* Begin RECORDS *
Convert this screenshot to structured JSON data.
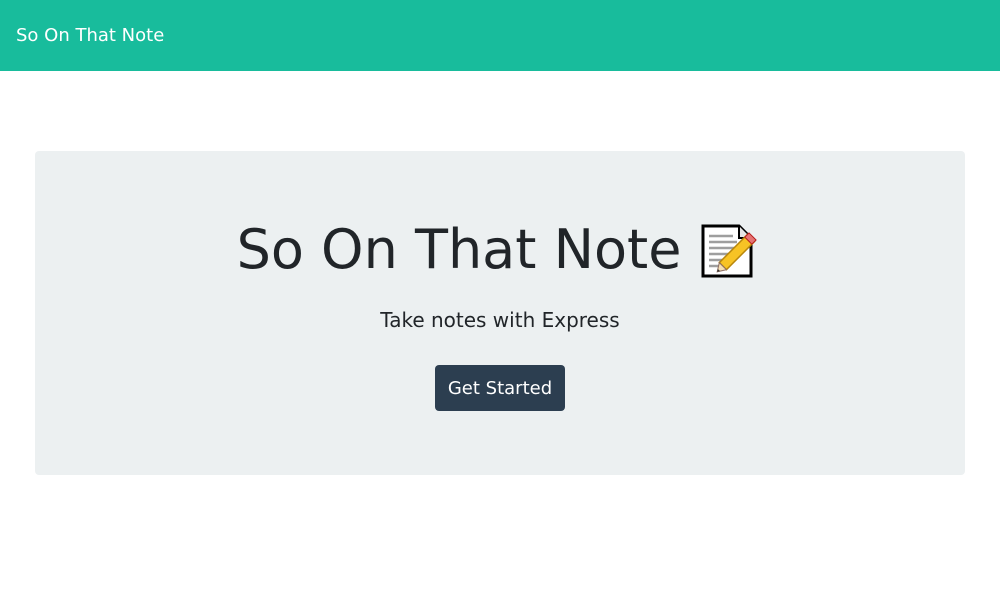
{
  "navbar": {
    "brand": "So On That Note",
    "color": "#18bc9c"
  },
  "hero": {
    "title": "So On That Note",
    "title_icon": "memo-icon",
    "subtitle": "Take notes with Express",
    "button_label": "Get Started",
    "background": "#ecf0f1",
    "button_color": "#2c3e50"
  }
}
* End RECORDS *
> **THE TASK**
Every entry should be returned exactly as written, minus the pictures.

> **SOLUTION FOR THIS TASK**
Convert this screenshot to structured JSON data.
{
  "navbar": {
    "brand": "So On That Note",
    "color": "#18bc9c"
  },
  "hero": {
    "title": "So On That Note",
    "title_icon": "memo-icon",
    "subtitle": "Take notes with Express",
    "button_label": "Get Started",
    "background": "#ecf0f1",
    "button_color": "#2c3e50"
  }
}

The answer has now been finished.